WHAT THE TASK ASKS |
Give every entry again, word for word.

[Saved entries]

——

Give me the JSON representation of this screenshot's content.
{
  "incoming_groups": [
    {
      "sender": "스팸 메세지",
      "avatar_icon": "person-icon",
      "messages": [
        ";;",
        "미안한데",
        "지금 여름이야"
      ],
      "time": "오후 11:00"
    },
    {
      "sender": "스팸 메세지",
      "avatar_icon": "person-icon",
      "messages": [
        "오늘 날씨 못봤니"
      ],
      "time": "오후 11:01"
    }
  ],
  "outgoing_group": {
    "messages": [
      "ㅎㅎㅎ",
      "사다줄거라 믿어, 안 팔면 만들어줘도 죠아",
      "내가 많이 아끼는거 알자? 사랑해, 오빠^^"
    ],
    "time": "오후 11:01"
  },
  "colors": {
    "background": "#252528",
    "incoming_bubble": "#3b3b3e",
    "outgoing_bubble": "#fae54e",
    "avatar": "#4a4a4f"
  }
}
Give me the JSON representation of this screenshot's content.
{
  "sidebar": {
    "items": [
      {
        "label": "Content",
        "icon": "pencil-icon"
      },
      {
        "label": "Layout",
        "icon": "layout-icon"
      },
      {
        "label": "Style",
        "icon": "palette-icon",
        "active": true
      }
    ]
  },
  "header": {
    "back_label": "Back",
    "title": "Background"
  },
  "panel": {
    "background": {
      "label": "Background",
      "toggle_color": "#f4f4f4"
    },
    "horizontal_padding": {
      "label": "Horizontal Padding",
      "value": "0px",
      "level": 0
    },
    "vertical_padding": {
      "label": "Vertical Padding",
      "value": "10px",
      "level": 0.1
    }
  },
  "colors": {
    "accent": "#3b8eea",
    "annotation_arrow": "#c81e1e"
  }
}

——

FINAL ANSWER |
Give me the JSON representation of this screenshot's content.
{
  "incoming_groups": [
    {
      "sender": "스팸 메세지",
      "avatar_icon": "person-icon",
      "messages": [
        ";;",
        "미안한데",
        "지금 여름이야"
      ],
      "time": "오후 11:00"
    },
    {
      "sender": "스팸 메세지",
      "avatar_icon": "person-icon",
      "messages": [
        "오늘 날씨 못봤니"
      ],
      "time": "오후 11:01"
    }
  ],
  "outgoing_group": {
    "messages": [
      "ㅎㅎㅎ",
      "사다줄거라 믿어, 안 팔면 만들어줘도 죠아",
      "내가 많이 아끼는거 알자? 사랑해, 오빠^^"
    ],
    "time": "오후 11:01"
  },
  "colors": {
    "background": "#252528",
    "incoming_bubble": "#3b3b3e",
    "outgoing_bubble": "#fae54e",
    "avatar": "#4a4a4f"
  }
}
Give me the JSON representation of this screenshot's content.
{
  "sidebar": {
    "items": [
      {
        "label": "Content",
        "icon": "pencil-icon"
      },
      {
        "label": "Layout",
        "icon": "layout-icon"
      },
      {
        "label": "Style",
        "icon": "palette-icon",
        "active": true
      }
    ]
  },
  "header": {
    "back_label": "Back",
    "title": "Background"
  },
  "panel": {
    "background": {
      "label": "Background",
      "toggle_color": "#f4f4f4"
    },
    "horizontal_padding": {
      "label": "Horizontal Padding",
      "value": "0px",
      "level": 0
    },
    "vertical_padding": {
      "label": "Vertical Padding",
      "value": "10px",
      "level": 0.1
    }
  },
  "colors": {
    "accent": "#3b8eea",
    "annotation_arrow": "#c81e1e"
  }
}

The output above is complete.